*CONSIGNE A*:
Relevez tous les noms propres de personnes, prénoms ou pseudonymes, qui apparaissent dans le document.

*DOCUMENT*:
+-------+

Maintenant ce que l'on attend c'est votre commentaire. C'est quand même plus plaisant de lire... que d'attendre le verdict.

24. Le mardi 20 février 2007 à 17:16 par Alain

>Cela dit je ne sais pas si c'est faisable: quand on est juré, peut-on répondre par une abstention à une question en oui/non?

Nul,ou blanc cela compte pour NON.
Toujours le doute en faveur de l'accusé...

25. Le mardi 20 février 2007 à 17:22 par Gavot

Ah, si l'avocat de la défense pouvait être mouche... bien entendu qu'il conseillerait de faire appel, il s'en fallait de peu qu'il descende à 5 ans.

@ Yves : "On voyait l'avocat pendant le délibéré qui disait: "c'est cuit. S'ils avaient décidé de l'acquitter ça serait déjà fini. Là ils discutent de la peine."

Attention aux pronostics, c'est aussi aléatoire que la récusation des jurés (qui est un exercice que je ne pratique qu'exceptionnellement), il m'est ainsi arrivé d'obtenir un acquittement après plus de 5 heures de délibéré (et un client au bord de la syncope)... j'ai su ensuite que la culpabilité avait été âprement discutée par ce que le Président y croyait, pas les jurés.


En tout cas le récit de Dadouche est particulièrement éclairant à deux titres :

- dans cette affaire, au moins, mais je subodore que c'est le cas dans la plupart, les jurés accordent manifestement beaucoup plus d'importance à la parole des experts ainsi qu'aux réquisitions de l'Avocat général, qu'à celle des avocats et singulièrement de l'avocat de la défense. La peine réclamée sert d'étalon et la parole du Parquet porte tout le poids de son autorité et de sa place (géographique et symbolique) lors de l'audience. C'est une nouvelle fois matière à réflexion sur ne nécessaire rééquilibrage des parties en présence.

- Le vote sur la peine est un piège à c..; en effet, alors que 5 personnes considèrent qu'une peine de cinq années possiblement assortie du sursis serait la peine la mieux adaptée et, dans les premier tours, qu'aucune autre peine ne rassemble autant de vote, ce n'est que par éliminations successives, donc par défaut, que la peine de sept années sort du chapeau. Une peine par défaut, comme tout vote par défaut n'est, par définition, pas un bon choix.

Sur ce sujet, une dernière pour la route: un président de Cour, en fin de session et autour d'un verre, me parle d'une de mes affaires qui lui était restée sur le coeur au début de la session: après avoir débattu sur la peine avec les jurés et assesseurs il décide de passer très rapidement au vote, certain du quantum qui allait en sortir. Or, dés le premier tour "sérieux", une majorité sort une peine presque double (9 pour 5) de celle attendue... remords sur le fait d'avoir coupé court au débat et impossibilité de revenir en arrière.

+-------+

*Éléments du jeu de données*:
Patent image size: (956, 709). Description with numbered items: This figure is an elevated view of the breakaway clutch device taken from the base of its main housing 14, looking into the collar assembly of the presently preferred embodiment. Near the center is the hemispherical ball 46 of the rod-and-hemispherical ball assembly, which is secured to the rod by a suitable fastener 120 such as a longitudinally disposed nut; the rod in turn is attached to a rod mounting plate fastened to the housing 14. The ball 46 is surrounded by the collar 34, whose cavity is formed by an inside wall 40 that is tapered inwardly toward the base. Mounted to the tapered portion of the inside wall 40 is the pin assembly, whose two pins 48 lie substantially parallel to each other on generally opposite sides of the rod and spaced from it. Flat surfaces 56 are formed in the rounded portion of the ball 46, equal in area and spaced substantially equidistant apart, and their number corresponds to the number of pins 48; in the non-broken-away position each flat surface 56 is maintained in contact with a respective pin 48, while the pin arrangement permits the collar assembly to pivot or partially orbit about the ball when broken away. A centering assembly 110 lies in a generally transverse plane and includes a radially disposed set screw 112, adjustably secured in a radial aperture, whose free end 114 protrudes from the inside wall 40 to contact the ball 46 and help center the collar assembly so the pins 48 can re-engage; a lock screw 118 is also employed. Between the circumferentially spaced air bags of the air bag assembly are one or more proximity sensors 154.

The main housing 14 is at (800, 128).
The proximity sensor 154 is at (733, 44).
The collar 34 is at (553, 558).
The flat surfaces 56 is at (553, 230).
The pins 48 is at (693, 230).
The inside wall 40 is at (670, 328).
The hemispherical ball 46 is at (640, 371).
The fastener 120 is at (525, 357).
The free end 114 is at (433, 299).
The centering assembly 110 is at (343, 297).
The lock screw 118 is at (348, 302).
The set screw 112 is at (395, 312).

+-------+

*CONSIGNE B*:
Reproduisez sans rien changer les lignes des enregistrements, depuis le tout début des enregistrements jusqu'à la ligne contenant « The inside wall 40 is at (670, 328). », celle-ci comprise.

*RÉPONSE ATTENDUE A*:
Alain, Gavot, Yves, Dadouche

*RÉPONSE ATTENDUE B*:
Patent image size: (956, 709). Description with numbered items: This figure is an elevated view of the breakaway clutch device taken from the base of its main housing 14, looking into the collar assembly of the presently preferred embodiment. Near the center is the hemispherical ball 46 of the rod-and-hemispherical ball assembly, which is secured to the rod by a suitable fastener 120 such as a longitudinally disposed nut; the rod in turn is attached to a rod mounting plate fastened to the housing 14. The ball 46 is surrounded by the collar 34, whose cavity is formed by an inside wall 40 that is tapered inwardly toward the base. Mounted to the tapered portion of the inside wall 40 is the pin assembly, whose two pins 48 lie substantially parallel to each other on generally opposite sides of the rod and spaced from it. Flat surfaces 56 are formed in the rounded portion of the ball 46, equal in area and spaced substantially equidistant apart, and their number corresponds to the number of pins 48; in the non-broken-away position each flat surface 56 is maintained in contact with a respective pin 48, while the pin arrangement permits the collar assembly to pivot or partially orbit about the ball when broken away. A centering assembly 110 lies in a generally transverse plane and includes a radially disposed set screw 112, adjustably secured in a radial aperture, whose free end 114 protrudes from the inside wall 40 to contact the ball 46 and help center the collar assembly so the pins 48 can re-engage; a lock screw 118 is also employed. Between the circumferentially spaced air bags of the air bag assembly are one or more proximity sensors 154.

The main housing 14 is at (800, 128).
The proximity sensor 154 is at (733, 44).
The collar 34 is at (553, 558).
The flat surfaces 56 is at (553, 230).
The pins 48 is at (693, 230).
The inside wall 40 is at (670, 328).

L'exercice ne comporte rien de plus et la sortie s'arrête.